Your assignment —
Please retype each record exactly as it stands below.

[[ Entries provided, beginning ]]

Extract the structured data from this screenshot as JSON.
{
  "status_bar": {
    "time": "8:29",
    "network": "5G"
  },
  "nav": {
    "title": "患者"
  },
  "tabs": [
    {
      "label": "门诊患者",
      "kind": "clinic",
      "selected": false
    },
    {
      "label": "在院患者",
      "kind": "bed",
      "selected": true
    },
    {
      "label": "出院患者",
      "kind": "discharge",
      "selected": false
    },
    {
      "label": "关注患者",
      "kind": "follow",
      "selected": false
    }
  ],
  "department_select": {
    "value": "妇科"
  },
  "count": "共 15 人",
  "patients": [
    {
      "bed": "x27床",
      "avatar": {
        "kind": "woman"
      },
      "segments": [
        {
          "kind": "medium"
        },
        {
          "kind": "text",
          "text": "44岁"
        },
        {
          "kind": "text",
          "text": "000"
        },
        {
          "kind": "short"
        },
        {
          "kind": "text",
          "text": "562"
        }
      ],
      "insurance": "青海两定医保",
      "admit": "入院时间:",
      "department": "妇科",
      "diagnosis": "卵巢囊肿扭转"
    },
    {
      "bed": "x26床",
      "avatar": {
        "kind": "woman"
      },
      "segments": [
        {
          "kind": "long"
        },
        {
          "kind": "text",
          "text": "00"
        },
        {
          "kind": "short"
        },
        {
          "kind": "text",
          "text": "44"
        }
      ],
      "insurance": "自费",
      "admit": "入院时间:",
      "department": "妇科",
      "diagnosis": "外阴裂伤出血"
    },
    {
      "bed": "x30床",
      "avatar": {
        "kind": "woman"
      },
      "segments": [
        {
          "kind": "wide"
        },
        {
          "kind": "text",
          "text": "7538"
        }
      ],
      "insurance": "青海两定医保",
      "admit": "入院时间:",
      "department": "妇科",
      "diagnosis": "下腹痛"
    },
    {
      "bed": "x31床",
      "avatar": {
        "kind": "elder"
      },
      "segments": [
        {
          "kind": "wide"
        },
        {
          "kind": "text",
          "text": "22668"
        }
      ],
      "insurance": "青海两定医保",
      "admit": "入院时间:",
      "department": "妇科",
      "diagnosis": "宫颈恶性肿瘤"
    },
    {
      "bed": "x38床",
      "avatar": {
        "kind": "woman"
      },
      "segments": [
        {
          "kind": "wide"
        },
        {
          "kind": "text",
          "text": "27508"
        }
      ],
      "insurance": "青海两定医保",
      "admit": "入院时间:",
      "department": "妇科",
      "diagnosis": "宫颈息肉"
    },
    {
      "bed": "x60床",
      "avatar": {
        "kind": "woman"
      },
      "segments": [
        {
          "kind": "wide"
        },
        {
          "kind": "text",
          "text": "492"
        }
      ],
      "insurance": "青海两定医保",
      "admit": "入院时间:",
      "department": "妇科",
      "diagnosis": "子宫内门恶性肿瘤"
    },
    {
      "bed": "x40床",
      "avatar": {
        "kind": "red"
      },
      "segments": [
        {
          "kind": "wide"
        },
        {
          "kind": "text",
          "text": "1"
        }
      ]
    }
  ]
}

[[ Entries provided, end ]]

Response —
Extract the structured data from this screenshot as JSON.
{
  "status_bar": {
    "time": "8:29",
    "network": "5G"
  },
  "nav": {
    "title": "患者"
  },
  "tabs": [
    {
      "label": "门诊患者",
      "kind": "clinic",
      "selected": false
    },
    {
      "label": "在院患者",
      "kind": "bed",
      "selected": true
    },
    {
      "label": "出院患者",
      "kind": "discharge",
      "selected": false
    },
    {
      "label": "关注患者",
      "kind": "follow",
      "selected": false
    }
  ],
  "department_select": {
    "value": "妇科"
  },
  "count": "共 15 人",
  "patients": [
    {
      "bed": "x27床",
      "avatar": {
        "kind": "woman"
      },
      "segments": [
        {
          "kind": "medium"
        },
        {
          "kind": "text",
          "text": "44岁"
        },
        {
          "kind": "text",
          "text": "000"
        },
        {
          "kind": "short"
        },
        {
          "kind": "text",
          "text": "562"
        }
      ],
      "insurance": "青海两定医保",
      "admit": "入院时间:",
      "department": "妇科",
      "diagnosis": "卵巢囊肿扭转"
    },
    {
      "bed": "x26床",
      "avatar": {
        "kind": "woman"
      },
      "segments": [
        {
          "kind": "long"
        },
        {
          "kind": "text",
          "text": "00"
        },
        {
          "kind": "short"
        },
        {
          "kind": "text",
          "text": "44"
        }
      ],
      "insurance": "自费",
      "admit": "入院时间:",
      "department": "妇科",
      "diagnosis": "外阴裂伤出血"
    },
    {
      "bed": "x30床",
      "avatar": {
        "kind": "woman"
      },
      "segments": [
        {
          "kind": "wide"
        },
        {
          "kind": "text",
          "text": "7538"
        }
      ],
      "insurance": "青海两定医保",
      "admit": "入院时间:",
      "department": "妇科",
      "diagnosis": "下腹痛"
    },
    {
      "bed": "x31床",
      "avatar": {
        "kind": "elder"
      },
      "segments": [
        {
          "kind": "wide"
        },
        {
          "kind": "text",
          "text": "22668"
        }
      ],
      "insurance": "青海两定医保",
      "admit": "入院时间:",
      "department": "妇科",
      "diagnosis": "宫颈恶性肿瘤"
    },
    {
      "bed": "x38床",
      "avatar": {
        "kind": "woman"
      },
      "segments": [
        {
          "kind": "wide"
        },
        {
          "kind": "text",
          "text": "27508"
        }
      ],
      "insurance": "青海两定医保",
      "admit": "入院时间:",
      "department": "妇科",
      "diagnosis": "宫颈息肉"
    },
    {
      "bed": "x60床",
      "avatar": {
        "kind": "woman"
      },
      "segments": [
        {
          "kind": "wide"
        },
        {
          "kind": "text",
          "text": "492"
        }
      ],
      "insurance": "青海两定医保",
      "admit": "入院时间:",
      "department": "妇科",
      "diagnosis": "子宫内门恶性肿瘤"
    },
    {
      "bed": "x40床",
      "avatar": {
        "kind": "red"
      },
      "segments": [
        {
          "kind": "wide"
        },
        {
          "kind": "text",
          "text": "1"
        }
      ]
    }
  ]
}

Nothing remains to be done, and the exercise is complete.